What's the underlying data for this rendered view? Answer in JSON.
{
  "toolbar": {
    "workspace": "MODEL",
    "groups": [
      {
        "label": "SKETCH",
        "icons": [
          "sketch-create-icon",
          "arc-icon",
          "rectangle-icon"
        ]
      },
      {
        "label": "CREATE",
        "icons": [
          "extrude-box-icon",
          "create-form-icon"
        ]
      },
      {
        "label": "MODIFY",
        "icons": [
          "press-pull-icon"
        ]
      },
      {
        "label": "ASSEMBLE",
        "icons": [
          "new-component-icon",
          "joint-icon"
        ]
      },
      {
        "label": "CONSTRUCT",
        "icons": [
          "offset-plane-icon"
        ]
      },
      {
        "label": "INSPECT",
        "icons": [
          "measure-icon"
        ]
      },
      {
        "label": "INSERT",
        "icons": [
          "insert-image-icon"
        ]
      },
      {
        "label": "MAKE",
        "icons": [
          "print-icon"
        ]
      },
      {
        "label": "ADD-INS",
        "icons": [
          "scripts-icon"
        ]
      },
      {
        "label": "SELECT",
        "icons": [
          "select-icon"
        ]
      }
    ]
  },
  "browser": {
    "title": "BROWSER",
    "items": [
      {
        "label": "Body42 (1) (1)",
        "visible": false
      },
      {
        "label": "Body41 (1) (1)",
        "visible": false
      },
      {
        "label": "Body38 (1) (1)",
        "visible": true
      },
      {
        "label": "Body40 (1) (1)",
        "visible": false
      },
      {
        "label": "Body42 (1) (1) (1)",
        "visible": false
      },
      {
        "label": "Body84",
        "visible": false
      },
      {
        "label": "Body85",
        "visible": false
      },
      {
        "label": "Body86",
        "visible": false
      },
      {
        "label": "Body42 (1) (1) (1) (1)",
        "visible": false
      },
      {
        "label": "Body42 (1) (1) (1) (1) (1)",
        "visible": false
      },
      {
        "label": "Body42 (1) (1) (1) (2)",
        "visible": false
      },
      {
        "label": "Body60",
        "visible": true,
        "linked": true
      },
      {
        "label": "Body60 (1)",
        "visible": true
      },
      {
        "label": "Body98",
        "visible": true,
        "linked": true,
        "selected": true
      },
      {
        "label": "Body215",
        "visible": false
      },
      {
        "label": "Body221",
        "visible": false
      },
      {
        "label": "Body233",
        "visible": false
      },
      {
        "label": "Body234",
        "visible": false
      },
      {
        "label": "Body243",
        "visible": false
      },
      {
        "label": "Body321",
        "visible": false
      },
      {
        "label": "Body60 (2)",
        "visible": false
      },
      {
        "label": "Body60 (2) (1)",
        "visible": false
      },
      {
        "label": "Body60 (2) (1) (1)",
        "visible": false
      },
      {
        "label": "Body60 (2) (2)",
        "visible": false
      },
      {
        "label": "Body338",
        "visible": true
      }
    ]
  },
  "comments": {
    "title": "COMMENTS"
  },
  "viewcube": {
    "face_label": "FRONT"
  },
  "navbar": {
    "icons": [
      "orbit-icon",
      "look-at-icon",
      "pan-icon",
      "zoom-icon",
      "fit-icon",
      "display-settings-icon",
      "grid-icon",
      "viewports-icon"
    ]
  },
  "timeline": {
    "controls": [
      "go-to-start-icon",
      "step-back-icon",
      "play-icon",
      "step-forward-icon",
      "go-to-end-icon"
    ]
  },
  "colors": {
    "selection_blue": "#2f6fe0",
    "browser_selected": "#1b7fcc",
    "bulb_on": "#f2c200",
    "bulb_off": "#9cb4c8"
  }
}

• [WHAT YOU SHOULD DO]
Exactly reproduce the material above.

• [EXERCISE RESULT]
What's the underlying data for this rendered view? Answer in JSON.
{
  "toolbar": {
    "workspace": "MODEL",
    "groups": [
      {
        "label": "SKETCH",
        "icons": [
          "sketch-create-icon",
          "arc-icon",
          "rectangle-icon"
        ]
      },
      {
        "label": "CREATE",
        "icons": [
          "extrude-box-icon",
          "create-form-icon"
        ]
      },
      {
        "label": "MODIFY",
        "icons": [
          "press-pull-icon"
        ]
      },
      {
        "label": "ASSEMBLE",
        "icons": [
          "new-component-icon",
          "joint-icon"
        ]
      },
      {
        "label": "CONSTRUCT",
        "icons": [
          "offset-plane-icon"
        ]
      },
      {
        "label": "INSPECT",
        "icons": [
          "measure-icon"
        ]
      },
      {
        "label": "INSERT",
        "icons": [
          "insert-image-icon"
        ]
      },
      {
        "label": "MAKE",
        "icons": [
          "print-icon"
        ]
      },
      {
        "label": "ADD-INS",
        "icons": [
          "scripts-icon"
        ]
      },
      {
        "label": "SELECT",
        "icons": [
          "select-icon"
        ]
      }
    ]
  },
  "browser": {
    "title": "BROWSER",
    "items": [
      {
        "label": "Body42 (1) (1)",
        "visible": false
      },
      {
        "label": "Body41 (1) (1)",
        "visible": false
      },
      {
        "label": "Body38 (1) (1)",
        "visible": true
      },
      {
        "label": "Body40 (1) (1)",
        "visible": false
      },
      {
        "label": "Body42 (1) (1) (1)",
        "visible": false
      },
      {
        "label": "Body84",
        "visible": false
      },
      {
        "label": "Body85",
        "visible": false
      },
      {
        "label": "Body86",
        "visible": false
      },
      {
        "label": "Body42 (1) (1) (1) (1)",
        "visible": false
      },
      {
        "label": "Body42 (1) (1) (1) (1) (1)",
        "visible": false
      },
      {
        "label": "Body42 (1) (1) (1) (2)",
        "visible": false
      },
      {
        "label": "Body60",
        "visible": true,
        "linked": true
      },
      {
        "label": "Body60 (1)",
        "visible": true
      },
      {
        "label": "Body98",
        "visible": true,
        "linked": true,
        "selected": true
      },
      {
        "label": "Body215",
        "visible": false
      },
      {
        "label": "Body221",
        "visible": false
      },
      {
        "label": "Body233",
        "visible": false
      },
      {
        "label": "Body234",
        "visible": false
      },
      {
        "label": "Body243",
        "visible": false
      },
      {
        "label": "Body321",
        "visible": false
      },
      {
        "label": "Body60 (2)",
        "visible": false
      },
      {
        "label": "Body60 (2) (1)",
        "visible": false
      },
      {
        "label": "Body60 (2) (1) (1)",
        "visible": false
      },
      {
        "label": "Body60 (2) (2)",
        "visible": false
      },
      {
        "label": "Body338",
        "visible": true
      }
    ]
  },
  "comments": {
    "title": "COMMENTS"
  },
  "viewcube": {
    "face_label": "FRONT"
  },
  "navbar": {
    "icons": [
      "orbit-icon",
      "look-at-icon",
      "pan-icon",
      "zoom-icon",
      "fit-icon",
      "display-settings-icon",
      "grid-icon",
      "viewports-icon"
    ]
  },
  "timeline": {
    "controls": [
      "go-to-start-icon",
      "step-back-icon",
      "play-icon",
      "step-forward-icon",
      "go-to-end-icon"
    ]
  },
  "colors": {
    "selection_blue": "#2f6fe0",
    "browser_selected": "#1b7fcc",
    "bulb_on": "#f2c200",
    "bulb_off": "#9cb4c8"
  }
}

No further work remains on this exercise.